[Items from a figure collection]
+ + + + + + +
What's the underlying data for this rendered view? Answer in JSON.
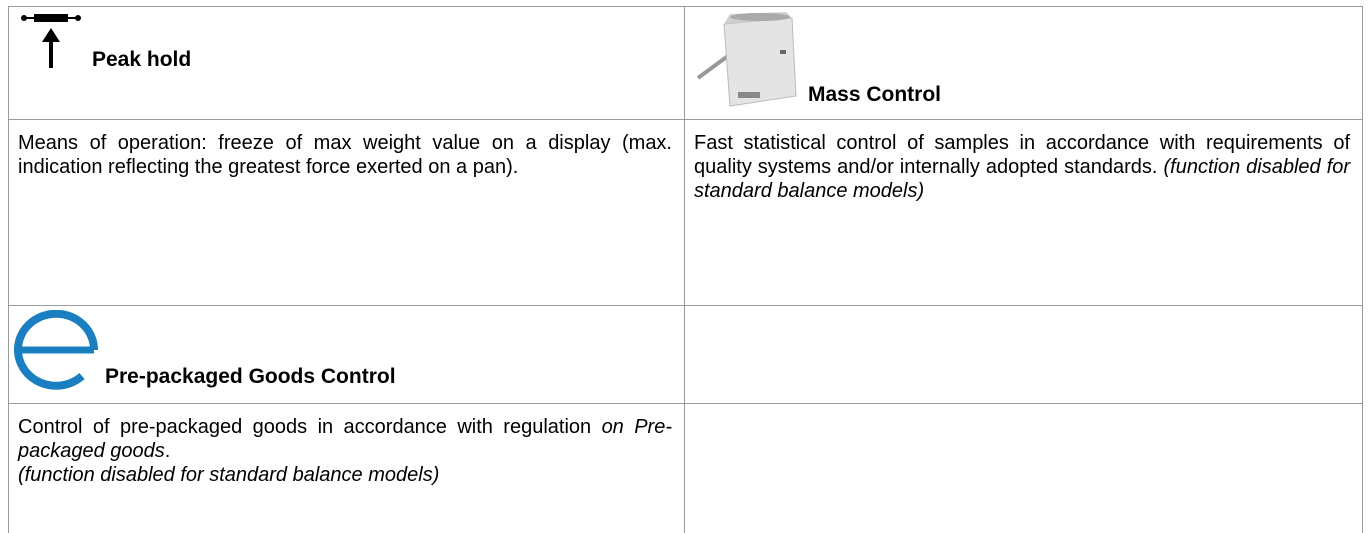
{
  "table": {
    "rows": [
      {
        "left": {
          "title": "Peak hold"
        },
        "right": {
          "title": "Mass Control"
        }
      },
      {
        "left": {
          "text": "Means of operation: freeze of max weight value on a display (max. indication reflecting the greatest force exerted on a pan)."
        },
        "right": {
          "text": "Fast statistical control of samples in accordance with requirements of quality systems and/or internally adopted standards.",
          "note": "(function disabled for standard balance models)"
        }
      },
      {
        "left": {
          "title": "Pre-packaged Goods Control"
        }
      },
      {
        "left": {
          "text": "Control of pre-packaged goods in accordance with regulation",
          "emphasis": "on Pre-packaged goods",
          "end": ".",
          "note": "(function disabled for standard balance models)"
        }
      }
    ]
  }
}
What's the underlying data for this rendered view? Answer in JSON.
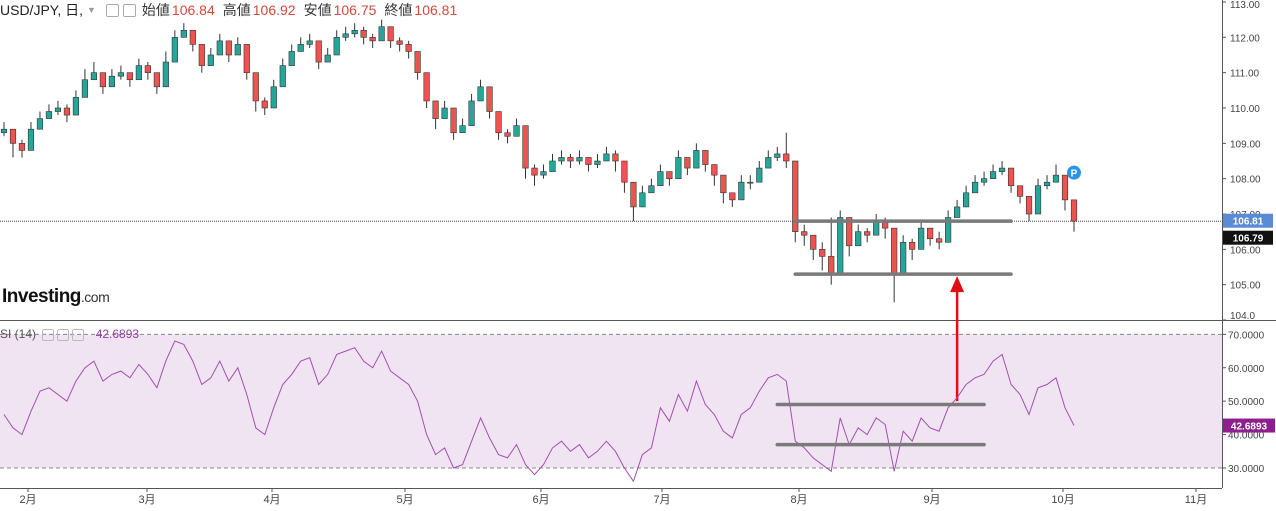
{
  "header": {
    "symbol": "USD/JPY, 日,",
    "open_label": "始値",
    "open_value": "106.84",
    "high_label": "高値",
    "high_value": "106.92",
    "low_label": "安値",
    "low_value": "106.75",
    "close_label": "終値",
    "close_value": "106.81"
  },
  "logo": {
    "main": "Investing",
    "suffix": ".com"
  },
  "rsi_header": {
    "label": "SI (14)",
    "value": "42.6893"
  },
  "chart_data": [
    {
      "type": "candlestick",
      "title": "USD/JPY, 日,",
      "ylim": [
        104.0,
        113.0
      ],
      "y_ticks": [
        "104.0",
        "105.00",
        "106.00",
        "107.00",
        "108.00",
        "109.00",
        "110.00",
        "111.00",
        "112.00",
        "113.00"
      ],
      "x_ticks": [
        "2月",
        "3月",
        "4月",
        "5月",
        "6月",
        "7月",
        "8月",
        "9月",
        "10月",
        "11月"
      ],
      "current_price_label": "106.81",
      "last_price_label": "106.79",
      "up_color": "#26a69a",
      "down_color": "#ef5350",
      "close_series": [
        109.4,
        109.0,
        108.8,
        109.4,
        109.7,
        109.9,
        110.0,
        109.8,
        110.3,
        110.8,
        111.0,
        110.6,
        110.9,
        111.0,
        110.8,
        111.2,
        111.0,
        110.6,
        111.3,
        112.0,
        112.2,
        111.8,
        111.2,
        111.5,
        111.9,
        111.5,
        111.8,
        111.0,
        110.2,
        110.0,
        110.6,
        111.2,
        111.6,
        111.8,
        111.9,
        111.3,
        111.5,
        112.0,
        112.1,
        112.2,
        112.0,
        111.9,
        112.3,
        111.9,
        111.8,
        111.6,
        111.0,
        110.2,
        109.7,
        110.0,
        109.3,
        109.5,
        110.2,
        110.6,
        109.9,
        109.3,
        109.2,
        109.5,
        108.3,
        108.1,
        108.2,
        108.5,
        108.6,
        108.5,
        108.6,
        108.4,
        108.5,
        108.7,
        108.5,
        107.9,
        107.2,
        107.6,
        107.8,
        108.2,
        108.0,
        108.6,
        108.3,
        108.8,
        108.4,
        108.1,
        107.6,
        107.4,
        107.9,
        107.9,
        108.3,
        108.6,
        108.7,
        108.5,
        106.5,
        106.4,
        106.0,
        105.8,
        105.3,
        106.9,
        106.1,
        106.5,
        106.4,
        106.8,
        106.6,
        105.3,
        106.2,
        106.0,
        106.6,
        106.3,
        106.2,
        106.9,
        107.2,
        107.6,
        107.9,
        108.0,
        108.2,
        108.3,
        107.8,
        107.5,
        107.0,
        107.8,
        107.9,
        108.1,
        107.4,
        106.8
      ],
      "high_series": [
        109.6,
        109.3,
        109.1,
        109.6,
        109.9,
        110.1,
        110.2,
        110.1,
        110.5,
        111.1,
        111.3,
        110.9,
        111.1,
        111.2,
        111.0,
        111.4,
        111.3,
        111.0,
        111.6,
        112.2,
        112.4,
        112.1,
        111.5,
        111.7,
        112.1,
        111.8,
        112.0,
        111.3,
        110.6,
        110.3,
        110.8,
        111.4,
        111.8,
        112.0,
        112.1,
        111.6,
        111.7,
        112.2,
        112.3,
        112.4,
        112.3,
        112.1,
        112.5,
        112.2,
        112.0,
        111.9,
        111.3,
        110.6,
        110.0,
        110.2,
        109.6,
        109.7,
        110.4,
        110.8,
        110.3,
        109.6,
        109.4,
        109.7,
        108.7,
        108.4,
        108.4,
        108.7,
        108.8,
        108.7,
        108.8,
        108.6,
        108.7,
        108.9,
        108.8,
        108.2,
        107.5,
        107.8,
        108.0,
        108.4,
        108.2,
        108.8,
        108.6,
        109.0,
        108.7,
        108.4,
        107.9,
        107.6,
        108.1,
        108.1,
        108.5,
        108.8,
        108.9,
        109.3,
        107.0,
        106.7,
        106.3,
        106.2,
        106.9,
        107.1,
        106.4,
        106.7,
        106.6,
        107.0,
        106.9,
        106.0,
        106.4,
        106.3,
        106.8,
        106.6,
        106.5,
        107.1,
        107.4,
        107.8,
        108.1,
        108.2,
        108.4,
        108.5,
        108.1,
        107.8,
        107.3,
        108.0,
        108.1,
        108.4,
        107.8,
        107.0
      ],
      "low_series": [
        109.2,
        108.6,
        108.6,
        109.1,
        109.5,
        109.7,
        109.8,
        109.6,
        110.1,
        110.6,
        110.8,
        110.4,
        110.7,
        110.8,
        110.6,
        111.0,
        110.8,
        110.4,
        111.1,
        111.8,
        112.0,
        111.6,
        111.0,
        111.3,
        111.7,
        111.3,
        111.6,
        110.8,
        109.9,
        109.8,
        110.4,
        111.0,
        111.4,
        111.6,
        111.7,
        111.1,
        111.3,
        111.8,
        111.9,
        112.0,
        111.8,
        111.7,
        112.1,
        111.7,
        111.6,
        111.4,
        110.8,
        110.0,
        109.4,
        109.8,
        109.1,
        109.3,
        110.0,
        110.4,
        109.7,
        109.1,
        109.0,
        109.3,
        108.0,
        107.8,
        108.0,
        108.3,
        108.4,
        108.3,
        108.4,
        108.2,
        108.3,
        108.5,
        108.2,
        107.6,
        106.8,
        107.4,
        107.6,
        108.0,
        107.8,
        108.4,
        108.1,
        108.6,
        108.2,
        107.8,
        107.3,
        107.2,
        107.7,
        107.7,
        108.1,
        108.4,
        108.5,
        108.3,
        106.2,
        106.1,
        105.7,
        105.4,
        105.0,
        106.5,
        105.8,
        106.3,
        106.2,
        106.6,
        106.3,
        104.5,
        105.9,
        105.7,
        106.4,
        106.1,
        106.0,
        106.7,
        107.0,
        107.4,
        107.7,
        107.8,
        108.0,
        108.1,
        107.6,
        107.3,
        106.8,
        107.6,
        107.7,
        107.9,
        107.1,
        106.5
      ],
      "annotations": [
        {
          "type": "hline",
          "value": 106.8,
          "from": 88,
          "to": 112
        },
        {
          "type": "hline",
          "value": 105.3,
          "from": 88,
          "to": 112
        },
        {
          "type": "arrow",
          "x": 106,
          "from": 50.0,
          "to": 105.3
        },
        {
          "type": "marker",
          "text": "P",
          "x": 119,
          "value": 108.0
        }
      ]
    },
    {
      "type": "line",
      "title": "SI (14)",
      "ylim": [
        24.0,
        74.0
      ],
      "y_ticks": [
        "30.0000",
        "40.0000",
        "50.0000",
        "60.0000",
        "70.0000"
      ],
      "bands": [
        30.0,
        70.0
      ],
      "band_color": "#f1e4f2",
      "line_color": "#a24fb0",
      "last_value_label": "42.6893",
      "values": [
        46.0,
        42.0,
        40.0,
        47.0,
        53.0,
        54.0,
        52.0,
        50.0,
        56.0,
        60.0,
        62.0,
        56.0,
        58.0,
        59.0,
        57.0,
        61.0,
        58.0,
        54.0,
        62.0,
        68.0,
        67.0,
        62.0,
        55.0,
        57.0,
        62.0,
        56.0,
        60.0,
        52.0,
        42.0,
        40.0,
        48.0,
        55.0,
        58.0,
        62.0,
        63.0,
        55.0,
        58.0,
        64.0,
        65.0,
        66.0,
        62.0,
        60.0,
        65.0,
        59.0,
        57.0,
        55.0,
        50.0,
        40.0,
        34.0,
        36.0,
        30.0,
        31.0,
        38.0,
        45.0,
        39.0,
        34.0,
        33.0,
        37.0,
        31.0,
        28.0,
        31.0,
        36.0,
        38.0,
        35.0,
        37.0,
        33.0,
        35.0,
        38.0,
        35.0,
        30.0,
        26.0,
        34.0,
        36.0,
        48.0,
        44.0,
        52.0,
        47.0,
        56.0,
        49.0,
        46.0,
        41.0,
        39.0,
        46.0,
        48.0,
        53.0,
        57.0,
        58.0,
        56.0,
        38.0,
        36.0,
        33.0,
        31.0,
        29.0,
        45.0,
        37.0,
        42.0,
        40.0,
        45.0,
        43.0,
        29.0,
        41.0,
        38.0,
        45.0,
        42.0,
        41.0,
        48.0,
        51.0,
        55.0,
        57.0,
        58.0,
        62.0,
        64.0,
        55.0,
        52.0,
        46.0,
        54.0,
        55.0,
        57.0,
        48.0,
        42.7
      ],
      "annotations": [
        {
          "type": "hline",
          "value": 49.0,
          "from": 86,
          "to": 109
        },
        {
          "type": "hline",
          "value": 37.0,
          "from": 86,
          "to": 109
        }
      ]
    }
  ]
}
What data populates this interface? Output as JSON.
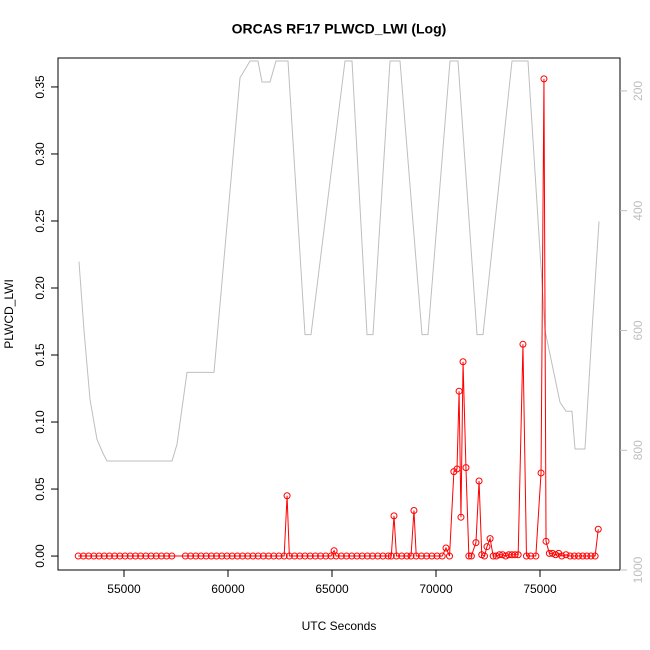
+ + + + + + +
(GOAL)
Pick out the lines above that hold the string "accordance" and show them.

(REPLY TO THE TASK)
          "text": "Fast statistical control of samples in accordance with requirements of quality systems and/or internally adopted standards.",
          "text": "Control of pre-packaged goods in accordance with regulation",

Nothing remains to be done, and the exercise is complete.